— start —

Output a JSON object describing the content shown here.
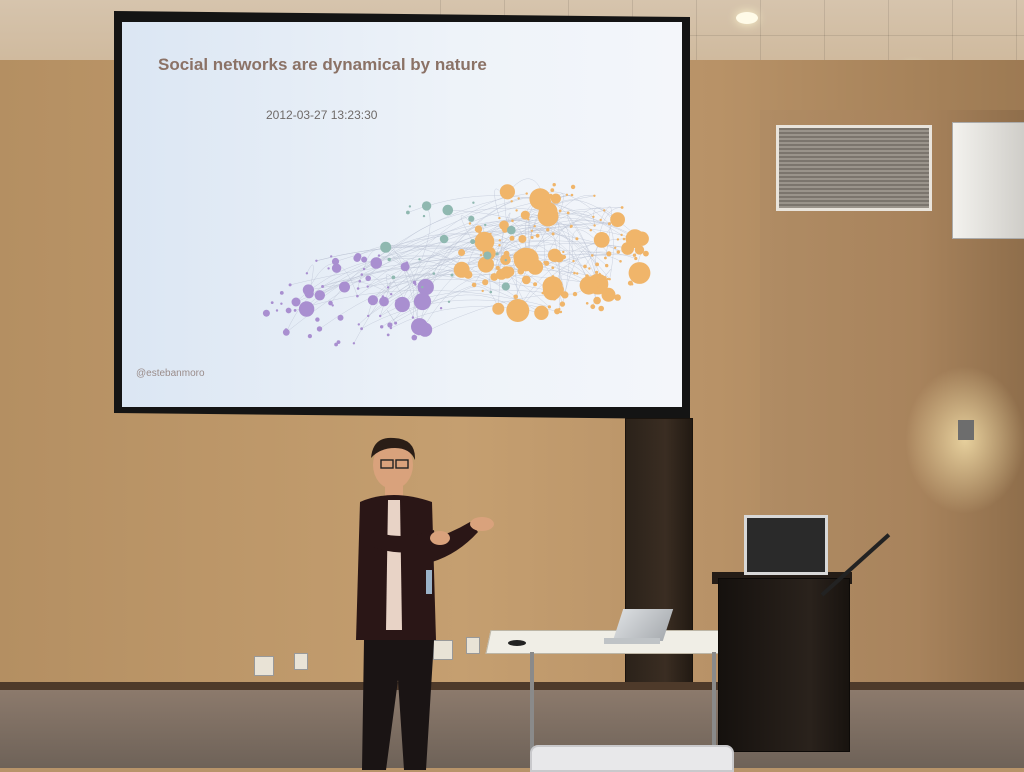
{
  "slide": {
    "title": "Social networks are dynamical by nature",
    "timestamp": "2012-03-27 13:23:30",
    "handle": "@estebanmoro"
  },
  "colors": {
    "cluster_orange": "#f0b56a",
    "cluster_purple": "#a98fd0",
    "cluster_teal": "#8fb8b0",
    "edge": "#b9c0d2",
    "screen_bg": "#eef3f9"
  }
}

— end —

--- What you have to do ---
Return the listing above in full and without alteration, excluding its pictures.

--- Correct response ---
Output a JSON object describing the content shown here.
{
  "slide": {
    "title": "Social networks are dynamical by nature",
    "timestamp": "2012-03-27 13:23:30",
    "handle": "@estebanmoro"
  },
  "colors": {
    "cluster_orange": "#f0b56a",
    "cluster_purple": "#a98fd0",
    "cluster_teal": "#8fb8b0",
    "edge": "#b9c0d2",
    "screen_bg": "#eef3f9"
  }
}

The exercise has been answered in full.